*Problem requirements*.
Look through the data and write out every line with the word "我的基层滋味" in it.

%%

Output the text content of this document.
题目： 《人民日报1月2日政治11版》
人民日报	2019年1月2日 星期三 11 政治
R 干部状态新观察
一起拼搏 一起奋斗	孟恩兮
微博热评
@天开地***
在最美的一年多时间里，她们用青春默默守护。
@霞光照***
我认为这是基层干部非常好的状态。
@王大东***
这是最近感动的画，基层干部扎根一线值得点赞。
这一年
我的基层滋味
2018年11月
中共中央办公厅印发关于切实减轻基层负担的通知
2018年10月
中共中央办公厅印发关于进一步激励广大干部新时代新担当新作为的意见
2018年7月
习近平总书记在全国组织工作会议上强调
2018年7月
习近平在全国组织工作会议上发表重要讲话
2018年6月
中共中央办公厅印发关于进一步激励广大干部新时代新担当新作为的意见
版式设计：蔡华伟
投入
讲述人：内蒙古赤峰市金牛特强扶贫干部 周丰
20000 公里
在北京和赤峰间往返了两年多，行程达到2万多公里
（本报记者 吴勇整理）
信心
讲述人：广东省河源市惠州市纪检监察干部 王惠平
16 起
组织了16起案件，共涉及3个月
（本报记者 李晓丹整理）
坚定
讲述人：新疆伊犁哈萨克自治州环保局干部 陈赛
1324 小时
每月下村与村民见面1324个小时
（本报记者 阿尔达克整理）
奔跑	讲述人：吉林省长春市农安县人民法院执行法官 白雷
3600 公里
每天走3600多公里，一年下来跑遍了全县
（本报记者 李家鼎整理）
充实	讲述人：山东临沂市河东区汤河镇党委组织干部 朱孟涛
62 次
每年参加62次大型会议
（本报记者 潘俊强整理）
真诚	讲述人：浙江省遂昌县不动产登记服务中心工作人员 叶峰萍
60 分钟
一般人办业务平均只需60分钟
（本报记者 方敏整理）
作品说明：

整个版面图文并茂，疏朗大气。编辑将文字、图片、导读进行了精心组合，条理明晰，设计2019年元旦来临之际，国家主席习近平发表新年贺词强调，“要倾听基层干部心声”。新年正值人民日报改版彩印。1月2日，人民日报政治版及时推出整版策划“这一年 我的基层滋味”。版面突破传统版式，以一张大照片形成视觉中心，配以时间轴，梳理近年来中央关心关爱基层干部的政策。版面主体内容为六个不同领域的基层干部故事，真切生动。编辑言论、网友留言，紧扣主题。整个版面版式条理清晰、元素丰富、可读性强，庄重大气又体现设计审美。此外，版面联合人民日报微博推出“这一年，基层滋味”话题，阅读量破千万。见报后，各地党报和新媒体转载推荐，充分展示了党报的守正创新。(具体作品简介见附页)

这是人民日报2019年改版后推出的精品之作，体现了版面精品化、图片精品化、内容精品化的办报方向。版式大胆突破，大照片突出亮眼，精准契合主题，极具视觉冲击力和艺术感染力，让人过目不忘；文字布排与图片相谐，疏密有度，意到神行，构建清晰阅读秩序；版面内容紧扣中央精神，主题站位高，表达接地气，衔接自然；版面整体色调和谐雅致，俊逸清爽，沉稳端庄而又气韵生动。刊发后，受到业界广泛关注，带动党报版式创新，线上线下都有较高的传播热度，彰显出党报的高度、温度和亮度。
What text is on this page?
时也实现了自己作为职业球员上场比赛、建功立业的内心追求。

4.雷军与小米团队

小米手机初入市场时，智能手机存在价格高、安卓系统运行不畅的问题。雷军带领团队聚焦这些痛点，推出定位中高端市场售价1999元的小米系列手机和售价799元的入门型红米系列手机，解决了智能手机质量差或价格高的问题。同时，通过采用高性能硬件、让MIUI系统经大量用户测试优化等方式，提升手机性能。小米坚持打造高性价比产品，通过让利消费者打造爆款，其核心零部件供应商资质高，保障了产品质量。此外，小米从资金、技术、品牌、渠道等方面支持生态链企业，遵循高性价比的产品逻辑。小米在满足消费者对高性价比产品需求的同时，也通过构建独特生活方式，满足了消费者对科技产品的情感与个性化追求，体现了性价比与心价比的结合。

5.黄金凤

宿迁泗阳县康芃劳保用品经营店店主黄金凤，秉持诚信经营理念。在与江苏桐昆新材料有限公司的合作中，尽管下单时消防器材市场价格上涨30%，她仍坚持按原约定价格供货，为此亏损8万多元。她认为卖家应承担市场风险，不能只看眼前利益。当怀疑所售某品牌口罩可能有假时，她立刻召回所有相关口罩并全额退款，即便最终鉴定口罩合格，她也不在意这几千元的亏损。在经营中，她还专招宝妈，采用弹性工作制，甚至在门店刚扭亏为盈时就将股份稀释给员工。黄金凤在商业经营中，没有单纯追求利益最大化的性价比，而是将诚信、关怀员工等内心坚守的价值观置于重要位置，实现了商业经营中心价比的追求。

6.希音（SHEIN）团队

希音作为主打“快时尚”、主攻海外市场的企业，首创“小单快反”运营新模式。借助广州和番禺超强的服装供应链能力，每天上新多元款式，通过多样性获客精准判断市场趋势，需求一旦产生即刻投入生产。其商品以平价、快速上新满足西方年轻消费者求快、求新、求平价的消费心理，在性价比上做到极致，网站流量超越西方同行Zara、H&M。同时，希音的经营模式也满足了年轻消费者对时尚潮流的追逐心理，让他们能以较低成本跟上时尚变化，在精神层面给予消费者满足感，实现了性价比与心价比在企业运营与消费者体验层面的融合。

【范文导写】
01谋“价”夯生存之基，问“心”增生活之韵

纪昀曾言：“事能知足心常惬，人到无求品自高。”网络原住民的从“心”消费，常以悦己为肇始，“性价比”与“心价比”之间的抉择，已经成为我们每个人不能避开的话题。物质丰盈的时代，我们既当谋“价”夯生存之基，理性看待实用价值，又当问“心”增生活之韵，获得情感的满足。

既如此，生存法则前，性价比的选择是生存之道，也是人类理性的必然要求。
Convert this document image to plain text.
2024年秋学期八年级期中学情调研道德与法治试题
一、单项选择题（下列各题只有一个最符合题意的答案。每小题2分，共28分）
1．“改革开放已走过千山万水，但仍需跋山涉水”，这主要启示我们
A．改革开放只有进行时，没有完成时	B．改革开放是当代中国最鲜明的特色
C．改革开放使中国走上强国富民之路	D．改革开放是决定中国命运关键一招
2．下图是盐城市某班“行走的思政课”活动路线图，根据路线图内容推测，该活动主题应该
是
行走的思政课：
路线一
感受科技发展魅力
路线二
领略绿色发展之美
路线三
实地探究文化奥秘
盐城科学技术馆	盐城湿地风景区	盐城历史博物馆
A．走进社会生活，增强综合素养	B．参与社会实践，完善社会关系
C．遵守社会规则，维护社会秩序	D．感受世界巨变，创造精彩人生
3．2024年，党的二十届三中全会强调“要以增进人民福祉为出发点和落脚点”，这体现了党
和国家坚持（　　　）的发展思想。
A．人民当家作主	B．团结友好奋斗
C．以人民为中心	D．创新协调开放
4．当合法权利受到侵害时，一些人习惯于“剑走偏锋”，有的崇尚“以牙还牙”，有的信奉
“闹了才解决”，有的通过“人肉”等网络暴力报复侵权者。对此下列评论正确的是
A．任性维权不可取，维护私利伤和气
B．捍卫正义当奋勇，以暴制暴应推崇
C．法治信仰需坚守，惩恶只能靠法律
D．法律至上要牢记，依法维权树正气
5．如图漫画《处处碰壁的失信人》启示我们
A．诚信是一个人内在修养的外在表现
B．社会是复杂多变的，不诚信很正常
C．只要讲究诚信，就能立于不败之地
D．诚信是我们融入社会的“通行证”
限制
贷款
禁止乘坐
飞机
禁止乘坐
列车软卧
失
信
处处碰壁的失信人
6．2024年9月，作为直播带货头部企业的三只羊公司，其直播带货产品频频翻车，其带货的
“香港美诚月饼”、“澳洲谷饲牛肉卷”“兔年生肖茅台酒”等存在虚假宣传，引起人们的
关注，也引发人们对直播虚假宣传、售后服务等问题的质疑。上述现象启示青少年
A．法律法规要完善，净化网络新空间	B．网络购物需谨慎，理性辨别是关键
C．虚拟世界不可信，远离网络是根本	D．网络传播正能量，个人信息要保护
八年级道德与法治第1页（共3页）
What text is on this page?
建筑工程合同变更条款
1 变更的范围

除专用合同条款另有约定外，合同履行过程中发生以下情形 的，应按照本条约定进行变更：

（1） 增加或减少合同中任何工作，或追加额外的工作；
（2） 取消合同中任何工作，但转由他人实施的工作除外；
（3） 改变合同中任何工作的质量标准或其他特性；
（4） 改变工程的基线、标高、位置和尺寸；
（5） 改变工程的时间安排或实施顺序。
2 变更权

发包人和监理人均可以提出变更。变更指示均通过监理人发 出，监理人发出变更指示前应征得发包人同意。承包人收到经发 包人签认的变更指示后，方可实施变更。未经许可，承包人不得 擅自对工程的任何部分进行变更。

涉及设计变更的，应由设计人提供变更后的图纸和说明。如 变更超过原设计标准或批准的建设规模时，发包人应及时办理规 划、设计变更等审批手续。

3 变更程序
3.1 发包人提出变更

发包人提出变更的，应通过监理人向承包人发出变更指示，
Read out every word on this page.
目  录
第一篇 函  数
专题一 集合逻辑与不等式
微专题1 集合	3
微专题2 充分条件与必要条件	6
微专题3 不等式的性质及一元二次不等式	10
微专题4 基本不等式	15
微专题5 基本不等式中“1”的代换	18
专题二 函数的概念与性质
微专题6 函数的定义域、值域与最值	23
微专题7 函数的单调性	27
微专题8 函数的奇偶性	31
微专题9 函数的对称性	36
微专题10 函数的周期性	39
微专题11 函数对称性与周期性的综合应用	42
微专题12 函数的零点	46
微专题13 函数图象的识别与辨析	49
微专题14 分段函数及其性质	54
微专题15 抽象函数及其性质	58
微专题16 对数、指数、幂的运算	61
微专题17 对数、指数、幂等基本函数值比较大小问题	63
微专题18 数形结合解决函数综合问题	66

%%

*Final answer*.
我的基层滋味
整个版面图文并茂，疏朗大气。编辑将文字、图片、导读进行了精心组合，条理明晰，设计2019年元旦来临之际，国家主席习近平发表新年贺词强调，“要倾听基层干部心声”。新年正值人民日报改版彩印。1月2日，人民日报政治版及时推出整版策划“这一年 我的基层滋味”。版面突破传统版式，以一张大照片形成视觉中心，配以时间轴，梳理近年来中央关心关爱基层干部的政策。版面主体内容为六个不同领域的基层干部故事，真切生动。编辑言论、网友留言，紧扣主题。整个版面版式条理清晰、元素丰富、可读性强，庄重大气又体现设计审美。此外，版面联合人民日报微博推出“这一年，基层滋味”话题，阅读量破千万。见报后，各地党报和新媒体转载推荐，充分展示了党报的守正创新。(具体作品简介见附页)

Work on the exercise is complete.